= SELECTED EXCERPT =

+++

In Python I am getting around 15.5ms-16.3ms

A few quick pointers:

• Use `fill(-1e9, length(a_vals))` instead of `ones(…)*(-1e9)`
• You probably shouldn’t need `::Array{Float64,1}` if your `AgentStruct` is defined with fully-typed fields
• Storing the function `u` inside your `AgentStruct` is somewhat of an anti-pattern in Julia. It’s generally much better to find ways to use external- (and multiple-) dispatch to solve your problem. But as a quick fix, instead of `u::Function`, use a type parameter instead, so that you have an `AgentStruct{T <: Float64, F <: Function}` and then `u::F`. Edit: I just realized what I copy-pasted… on that note, you don’t need to parameterize `T` if it’s just always `T <: Float64`.
• Sometimes returning a tuple and sometimes not based upon a boolean flag is a type instability that you’ll want to avoid.
• You don’t need that `copy`

More thorough tips can be found at https://docs.julialang.org/en/stable/manual/performance-tips/

8 Likes

Welcome!

+++

= DATA SECTION =

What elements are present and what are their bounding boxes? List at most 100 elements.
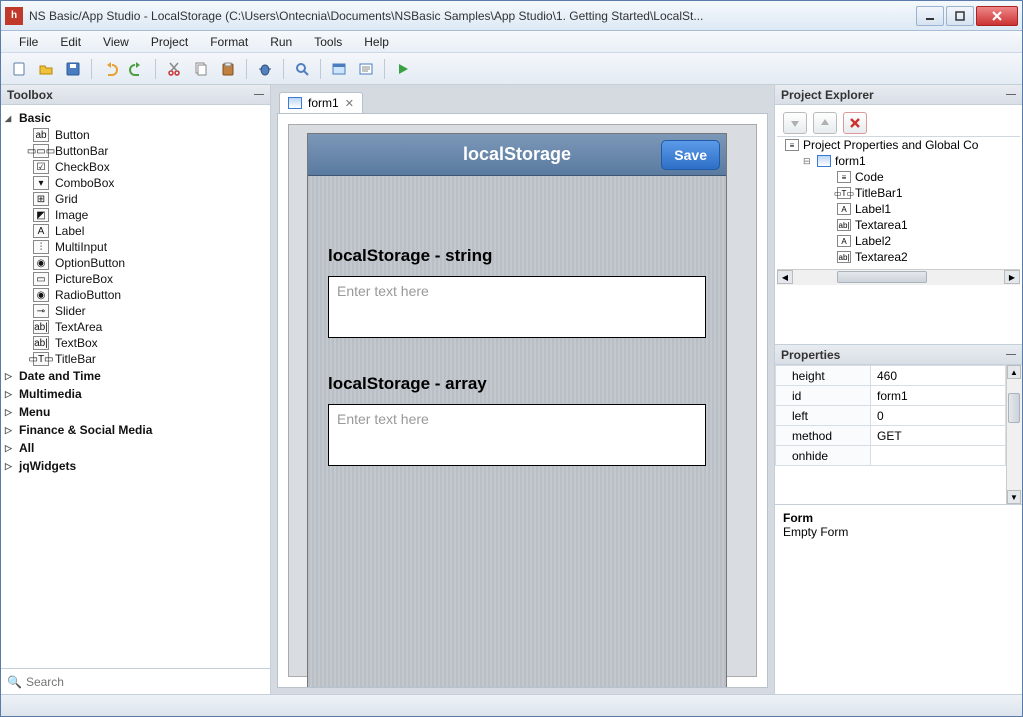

+++

= TASKS TO CARRY OUT =
(1) Translate this sentence from the Julia performance reply into Spanish: "Sometimes returning a tuple and sometimes not based upon a boolean flag is a type instability that you’ll want to avoid."
(2) According to the Julia performance reply, what should be used in place of `ones(…)*(-1e9)`?
(3) Proceed with the Julia performance reply from the point where it stops.
The data is not required for this work.

= RESPONSES =
(1) Devolver a veces una tupla y a veces no, en función de un indicador booleano, es una inestabilidad de tipos que querrá evitar.

(2) `fill(-1e9, length(a_vals))`

(3)
A couple of points, in addition to what Matt posted above:

• `Float64` is a concrete type, so the only type `T` for which `T <: Float64` is…Float64 itself (edit: also `Union{}` but that’s not something you need to worry about here). So your `T <: Float64` in your struct definition, while not harmful, is also not doing anything useful. I suspect something like `T <: Real` is closer to what you would actually want.
• The `@code_warntype` tool, mentioned in the https://docs.julialang.org/en/stable/manual/performance-tips/ is very useful for the first steps of optimizing your code. Have you run it on your function and checked its results?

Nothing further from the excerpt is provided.